SET TASK — In the entries below, find every line holding the string "Bolt" and collect it.
** Begin **
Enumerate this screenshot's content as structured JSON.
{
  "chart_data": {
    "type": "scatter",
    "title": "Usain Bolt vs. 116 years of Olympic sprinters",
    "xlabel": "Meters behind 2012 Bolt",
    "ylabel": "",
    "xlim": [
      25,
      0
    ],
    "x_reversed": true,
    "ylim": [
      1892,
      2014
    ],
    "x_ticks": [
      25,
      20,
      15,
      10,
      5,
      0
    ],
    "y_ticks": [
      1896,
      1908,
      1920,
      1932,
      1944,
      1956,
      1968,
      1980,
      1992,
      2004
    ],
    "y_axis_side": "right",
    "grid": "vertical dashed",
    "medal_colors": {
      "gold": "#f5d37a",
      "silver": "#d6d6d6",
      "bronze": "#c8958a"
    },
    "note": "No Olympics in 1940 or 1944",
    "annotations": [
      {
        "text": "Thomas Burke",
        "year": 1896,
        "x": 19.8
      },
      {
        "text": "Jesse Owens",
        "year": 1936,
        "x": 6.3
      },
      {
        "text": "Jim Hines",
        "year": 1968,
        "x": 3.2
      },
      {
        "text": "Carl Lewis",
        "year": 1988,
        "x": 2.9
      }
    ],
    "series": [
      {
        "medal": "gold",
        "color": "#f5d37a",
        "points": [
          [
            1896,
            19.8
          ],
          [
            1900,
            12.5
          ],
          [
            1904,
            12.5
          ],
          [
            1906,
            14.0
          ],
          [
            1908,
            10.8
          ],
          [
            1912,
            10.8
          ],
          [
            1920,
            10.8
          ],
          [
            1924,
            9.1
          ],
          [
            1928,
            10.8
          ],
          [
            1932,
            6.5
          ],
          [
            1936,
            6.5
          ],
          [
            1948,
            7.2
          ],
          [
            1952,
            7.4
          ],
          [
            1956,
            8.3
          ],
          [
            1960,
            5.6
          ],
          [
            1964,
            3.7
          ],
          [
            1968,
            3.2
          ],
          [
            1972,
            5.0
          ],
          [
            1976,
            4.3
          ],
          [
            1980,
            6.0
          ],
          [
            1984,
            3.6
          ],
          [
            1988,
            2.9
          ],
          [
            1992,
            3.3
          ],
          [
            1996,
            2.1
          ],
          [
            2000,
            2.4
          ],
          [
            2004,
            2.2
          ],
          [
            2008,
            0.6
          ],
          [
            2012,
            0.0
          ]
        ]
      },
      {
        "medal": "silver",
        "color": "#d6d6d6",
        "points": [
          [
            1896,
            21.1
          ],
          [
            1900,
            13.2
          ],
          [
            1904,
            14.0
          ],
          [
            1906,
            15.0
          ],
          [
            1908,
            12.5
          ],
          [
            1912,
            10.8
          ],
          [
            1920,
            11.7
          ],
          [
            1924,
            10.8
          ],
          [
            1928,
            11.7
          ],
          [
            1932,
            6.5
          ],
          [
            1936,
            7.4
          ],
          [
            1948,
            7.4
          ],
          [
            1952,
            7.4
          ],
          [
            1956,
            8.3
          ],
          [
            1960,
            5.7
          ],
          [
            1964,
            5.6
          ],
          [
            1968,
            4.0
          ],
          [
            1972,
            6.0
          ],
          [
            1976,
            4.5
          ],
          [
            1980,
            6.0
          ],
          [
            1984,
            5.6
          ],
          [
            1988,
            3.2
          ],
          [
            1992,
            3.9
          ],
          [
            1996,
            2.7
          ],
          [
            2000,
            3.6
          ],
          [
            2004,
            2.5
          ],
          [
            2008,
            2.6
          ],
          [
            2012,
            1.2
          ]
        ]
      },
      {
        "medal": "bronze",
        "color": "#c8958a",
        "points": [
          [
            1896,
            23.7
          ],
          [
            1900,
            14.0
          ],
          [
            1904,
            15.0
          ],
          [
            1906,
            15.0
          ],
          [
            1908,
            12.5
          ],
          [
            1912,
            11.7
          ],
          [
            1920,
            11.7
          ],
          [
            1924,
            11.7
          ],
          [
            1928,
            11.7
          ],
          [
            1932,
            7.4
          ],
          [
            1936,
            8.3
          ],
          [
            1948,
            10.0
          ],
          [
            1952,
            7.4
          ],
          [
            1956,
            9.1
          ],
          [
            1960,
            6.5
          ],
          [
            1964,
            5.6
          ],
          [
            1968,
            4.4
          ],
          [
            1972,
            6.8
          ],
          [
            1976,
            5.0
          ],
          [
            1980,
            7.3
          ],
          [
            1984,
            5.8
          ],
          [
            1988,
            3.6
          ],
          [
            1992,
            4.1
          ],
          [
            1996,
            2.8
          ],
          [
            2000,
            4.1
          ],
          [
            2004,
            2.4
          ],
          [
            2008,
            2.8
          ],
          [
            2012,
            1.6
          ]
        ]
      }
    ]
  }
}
** End **
RESULT —
    "title": "Usain Bolt vs. 116 years of Olympic sprinters",
    "xlabel": "Meters behind 2012 Bolt",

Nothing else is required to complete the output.